* PAGINATEKST
* * * * * * *
Een soortgelijke akte is op 18 december 2006 opgesteld ten behoeve van de uitgifte van een perceel land aan Shanny voor NAf. 6,00 per vierkante meter aan canon; totaal NAf. 20.844,00 per jaar. Het doel is hetzelfde en het bouwverbod geldt ook. Conditie m is identiek. Shanny krijgt in de akte toestemming om het perceel te verhuren of in gebruik te geven aan Shipyard.
2.3.
Een soortgelijke akte is op 13 december 2006 opgesteld ten behoeve van de uitgifte van een perceel land aan Duzanson voor NAf. 6,00 per vierkante meter aan canon; totaal NAf. 4.326,00 per jaar. Verder geldt hetzelfde geldt als is vermeld inzake Shanny.
2.4.
Shipyard gebruikt de percelen van Shanny en Duzanson voor haar bedrijfsexploitatie, te weten het bieden van een droogdok aan boten voor reparatie of stalling.
2.5.
Op 21 augustus 2007 wordt aan Shipyard door het Land een bouwvergunning afgegeven voor het oprichten van een betonnen gebouw;
“a shipyard building”. De leges hiervoor bedroegen 1% van de geprognotiseerde bouwsom: NAf. 113.750,00.
2.6.
* * * * * * *
* TE VERWERKEN GEGEVENS
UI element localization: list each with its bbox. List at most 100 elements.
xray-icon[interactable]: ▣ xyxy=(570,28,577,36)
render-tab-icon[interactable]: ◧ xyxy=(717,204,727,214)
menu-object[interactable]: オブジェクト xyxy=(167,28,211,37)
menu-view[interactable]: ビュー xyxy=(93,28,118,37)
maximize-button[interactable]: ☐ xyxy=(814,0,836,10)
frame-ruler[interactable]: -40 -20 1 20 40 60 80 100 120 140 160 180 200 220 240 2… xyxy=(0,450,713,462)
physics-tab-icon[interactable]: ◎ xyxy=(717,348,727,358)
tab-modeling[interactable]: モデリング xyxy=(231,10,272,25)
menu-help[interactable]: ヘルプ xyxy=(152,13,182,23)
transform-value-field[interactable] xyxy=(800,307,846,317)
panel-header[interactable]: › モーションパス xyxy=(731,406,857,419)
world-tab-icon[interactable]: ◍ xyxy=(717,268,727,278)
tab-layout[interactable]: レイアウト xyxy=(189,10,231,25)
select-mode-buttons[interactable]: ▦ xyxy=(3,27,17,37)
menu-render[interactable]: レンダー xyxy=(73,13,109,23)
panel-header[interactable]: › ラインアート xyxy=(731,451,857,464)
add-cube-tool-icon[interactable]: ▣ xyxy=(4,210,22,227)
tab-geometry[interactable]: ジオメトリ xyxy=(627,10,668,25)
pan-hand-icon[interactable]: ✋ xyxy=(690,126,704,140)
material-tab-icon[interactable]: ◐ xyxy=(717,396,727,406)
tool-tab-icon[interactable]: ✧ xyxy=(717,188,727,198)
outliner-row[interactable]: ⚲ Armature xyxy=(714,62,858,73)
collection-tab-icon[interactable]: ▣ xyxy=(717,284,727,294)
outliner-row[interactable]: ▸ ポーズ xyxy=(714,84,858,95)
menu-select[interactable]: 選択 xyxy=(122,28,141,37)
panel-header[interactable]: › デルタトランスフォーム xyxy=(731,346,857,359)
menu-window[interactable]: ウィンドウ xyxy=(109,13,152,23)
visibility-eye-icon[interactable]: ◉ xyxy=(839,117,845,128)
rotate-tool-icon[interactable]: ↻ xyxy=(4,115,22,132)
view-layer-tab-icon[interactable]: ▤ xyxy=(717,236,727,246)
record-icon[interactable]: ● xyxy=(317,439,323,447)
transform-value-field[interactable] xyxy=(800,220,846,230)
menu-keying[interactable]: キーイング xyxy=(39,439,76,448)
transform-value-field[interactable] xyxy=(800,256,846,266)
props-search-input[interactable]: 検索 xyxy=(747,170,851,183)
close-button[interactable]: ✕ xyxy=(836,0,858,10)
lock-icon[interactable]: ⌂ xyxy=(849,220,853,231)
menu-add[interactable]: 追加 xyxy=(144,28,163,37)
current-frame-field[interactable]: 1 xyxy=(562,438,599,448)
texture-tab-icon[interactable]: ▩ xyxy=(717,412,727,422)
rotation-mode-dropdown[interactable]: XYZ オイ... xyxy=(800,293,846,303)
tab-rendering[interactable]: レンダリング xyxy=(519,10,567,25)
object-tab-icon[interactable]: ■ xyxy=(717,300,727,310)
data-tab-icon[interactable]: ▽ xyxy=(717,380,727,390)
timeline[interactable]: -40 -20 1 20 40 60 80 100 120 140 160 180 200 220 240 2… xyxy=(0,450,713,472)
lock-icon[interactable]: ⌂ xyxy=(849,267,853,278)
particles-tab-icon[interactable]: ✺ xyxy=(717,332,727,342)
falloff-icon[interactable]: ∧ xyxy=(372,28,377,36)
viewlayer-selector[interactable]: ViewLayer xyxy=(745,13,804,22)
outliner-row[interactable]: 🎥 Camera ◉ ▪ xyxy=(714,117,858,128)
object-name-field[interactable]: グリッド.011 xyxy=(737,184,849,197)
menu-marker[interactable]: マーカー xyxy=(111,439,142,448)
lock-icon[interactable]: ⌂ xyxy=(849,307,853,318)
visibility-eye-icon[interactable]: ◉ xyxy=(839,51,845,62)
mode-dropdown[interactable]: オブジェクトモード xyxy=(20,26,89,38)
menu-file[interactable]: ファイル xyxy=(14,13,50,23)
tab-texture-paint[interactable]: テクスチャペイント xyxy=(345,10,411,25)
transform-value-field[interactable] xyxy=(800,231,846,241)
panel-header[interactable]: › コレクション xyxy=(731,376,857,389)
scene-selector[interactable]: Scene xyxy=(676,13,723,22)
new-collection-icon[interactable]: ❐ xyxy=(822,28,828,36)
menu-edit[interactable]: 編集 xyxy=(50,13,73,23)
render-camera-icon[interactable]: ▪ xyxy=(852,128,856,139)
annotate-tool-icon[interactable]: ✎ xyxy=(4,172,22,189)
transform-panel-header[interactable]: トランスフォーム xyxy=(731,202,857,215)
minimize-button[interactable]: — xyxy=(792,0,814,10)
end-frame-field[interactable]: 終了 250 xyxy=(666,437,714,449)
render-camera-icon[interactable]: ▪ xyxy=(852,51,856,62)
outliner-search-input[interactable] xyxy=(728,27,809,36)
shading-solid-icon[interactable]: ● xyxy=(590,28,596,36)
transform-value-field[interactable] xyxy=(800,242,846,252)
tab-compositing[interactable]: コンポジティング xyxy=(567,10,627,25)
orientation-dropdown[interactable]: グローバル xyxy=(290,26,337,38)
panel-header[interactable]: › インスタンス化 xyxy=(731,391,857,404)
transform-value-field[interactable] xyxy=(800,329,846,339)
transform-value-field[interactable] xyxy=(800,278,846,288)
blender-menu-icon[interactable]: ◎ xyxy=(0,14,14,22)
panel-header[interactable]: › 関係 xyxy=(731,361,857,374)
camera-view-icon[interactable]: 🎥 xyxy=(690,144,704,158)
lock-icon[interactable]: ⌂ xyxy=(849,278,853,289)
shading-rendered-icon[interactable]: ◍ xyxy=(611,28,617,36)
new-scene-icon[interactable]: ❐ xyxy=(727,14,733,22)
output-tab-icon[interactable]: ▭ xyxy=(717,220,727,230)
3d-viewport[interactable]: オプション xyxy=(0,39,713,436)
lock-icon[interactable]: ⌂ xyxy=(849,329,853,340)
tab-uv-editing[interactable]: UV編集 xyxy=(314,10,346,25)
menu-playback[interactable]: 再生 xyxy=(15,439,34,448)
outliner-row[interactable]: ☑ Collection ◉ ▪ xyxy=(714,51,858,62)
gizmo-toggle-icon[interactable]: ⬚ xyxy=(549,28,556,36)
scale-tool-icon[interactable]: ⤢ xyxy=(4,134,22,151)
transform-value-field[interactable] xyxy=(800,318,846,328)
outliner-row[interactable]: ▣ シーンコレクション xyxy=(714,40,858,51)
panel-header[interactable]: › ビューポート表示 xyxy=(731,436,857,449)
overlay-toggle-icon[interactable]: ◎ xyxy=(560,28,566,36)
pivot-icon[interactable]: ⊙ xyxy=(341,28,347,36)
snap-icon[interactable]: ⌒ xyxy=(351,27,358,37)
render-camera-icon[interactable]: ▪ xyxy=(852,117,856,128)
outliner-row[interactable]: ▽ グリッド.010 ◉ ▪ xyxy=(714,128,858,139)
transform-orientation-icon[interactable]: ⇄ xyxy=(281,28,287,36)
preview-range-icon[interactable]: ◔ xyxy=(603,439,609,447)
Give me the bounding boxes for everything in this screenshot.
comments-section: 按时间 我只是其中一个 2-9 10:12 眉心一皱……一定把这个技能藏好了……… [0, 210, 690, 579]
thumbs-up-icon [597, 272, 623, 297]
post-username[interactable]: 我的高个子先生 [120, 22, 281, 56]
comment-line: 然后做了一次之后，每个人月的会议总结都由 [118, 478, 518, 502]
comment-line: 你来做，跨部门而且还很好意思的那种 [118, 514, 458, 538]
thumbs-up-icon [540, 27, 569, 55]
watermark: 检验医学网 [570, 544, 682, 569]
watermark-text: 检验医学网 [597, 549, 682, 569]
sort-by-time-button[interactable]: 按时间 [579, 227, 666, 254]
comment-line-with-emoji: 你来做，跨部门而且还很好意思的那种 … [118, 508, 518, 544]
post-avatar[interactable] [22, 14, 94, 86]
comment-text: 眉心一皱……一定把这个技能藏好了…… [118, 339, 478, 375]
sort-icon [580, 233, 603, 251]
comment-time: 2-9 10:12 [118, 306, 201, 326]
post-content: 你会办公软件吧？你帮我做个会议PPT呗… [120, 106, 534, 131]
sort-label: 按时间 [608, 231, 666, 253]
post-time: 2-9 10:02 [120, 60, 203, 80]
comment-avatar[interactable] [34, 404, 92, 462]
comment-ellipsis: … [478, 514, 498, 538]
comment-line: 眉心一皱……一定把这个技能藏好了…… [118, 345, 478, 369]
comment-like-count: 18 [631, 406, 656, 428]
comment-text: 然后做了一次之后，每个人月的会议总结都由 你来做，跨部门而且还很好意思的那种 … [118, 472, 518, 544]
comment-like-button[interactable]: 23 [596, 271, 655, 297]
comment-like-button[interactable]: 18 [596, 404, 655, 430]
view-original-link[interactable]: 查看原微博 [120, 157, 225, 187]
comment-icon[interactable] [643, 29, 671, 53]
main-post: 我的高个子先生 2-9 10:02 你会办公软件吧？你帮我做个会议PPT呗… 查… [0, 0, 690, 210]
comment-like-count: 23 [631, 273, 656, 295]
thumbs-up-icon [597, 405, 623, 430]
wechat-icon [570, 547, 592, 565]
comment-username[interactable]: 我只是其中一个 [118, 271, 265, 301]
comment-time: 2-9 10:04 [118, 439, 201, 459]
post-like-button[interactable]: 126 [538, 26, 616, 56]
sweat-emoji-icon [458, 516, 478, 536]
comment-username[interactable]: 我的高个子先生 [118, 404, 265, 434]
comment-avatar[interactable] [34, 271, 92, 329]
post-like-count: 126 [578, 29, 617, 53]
* * * * * * *
* JOUW OPDRACHTEN
A) Neem de rijen ongewijzigd over, te beginnen bij de eerste rij en eindigend bij de rij met "menu-help[interactable]: ヘルプ xyxy=(152,13,182,23)", beide inbegrepen.
B) Schrijf een vervolg op de tekst over de uitgifte van percelen aan Shanny en Duzanson, aansluitend op het laatste stuk dat er staat.

* RESULTATEN
A)
UI element localization: list each with its bbox. List at most 100 elements.
xray-icon[interactable]: ▣ xyxy=(570,28,577,36)
render-tab-icon[interactable]: ◧ xyxy=(717,204,727,214)
menu-object[interactable]: オブジェクト xyxy=(167,28,211,37)
menu-view[interactable]: ビュー xyxy=(93,28,118,37)
maximize-button[interactable]: ☐ xyxy=(814,0,836,10)
frame-ruler[interactable]: -40 -20 1 20 40 60 80 100 120 140 160 180 200 220 240 2… xyxy=(0,450,713,462)
physics-tab-icon[interactable]: ◎ xyxy=(717,348,727,358)
tab-modeling[interactable]: モデリング xyxy=(231,10,272,25)
menu-help[interactable]: ヘルプ xyxy=(152,13,182,23)

B)
Bij brief van 23 mei 2014 vragen Shipyard, Shanny en Duzanson om een verlenging van de erfpachtsperiode met 10 jaar, tot augustus 2028 onder dezelfde voorwaarden. In de brief aan de Minister staat onder andere:
“In requesting this extension we do so with the understanding that the “Airport Expansion Project” may require taking back a portion of the currently leased land segments and confirm that we have no objection with complying as needed. However, in this case we would ask that whatever area given up for the airport be returned by continuing the proposed fill zone by the equal amount of new reclaimed land directly in front of the existing property.”Een soortgelijke brief sturen Shipyard, Shanny en Duzanson op 5 april 2016 opnieuw aan de Minister. En op 12 juni 2018 wordt een nieuw verzoek nogmaals verzonden aan de Minister. Dat ziet op een verlenging met 20 jaar. Verder staat in deze brief het volgende:
“Based on the fact that we have been asking government for over three years for a renewal on this lease to allow us to refinance and recapitalize the business without success, we would further ask that in each of these cases, all past due long leases payments that are in arrears be treated as follows:
I.
Six months from the date of the renewal to begin making payments against the outstanding amounts due on the long leases
II.
After six months the then total amount due paid back in 36 equal instalments each month
III.
The pledge on behalf of the Lessee to remain current going forward on all lease payments.”
2.7.
Namens het Land wordt hier richting Shipyard op 1 augustus 2018 op gereageerd met de mededeling dat ambtenaren bezig zijn om een advies te maken voor verdere besluitvorming. Opgemerkt wordt dat Shanny en Duzanson nooit enige canon hebben betaald.
2.8.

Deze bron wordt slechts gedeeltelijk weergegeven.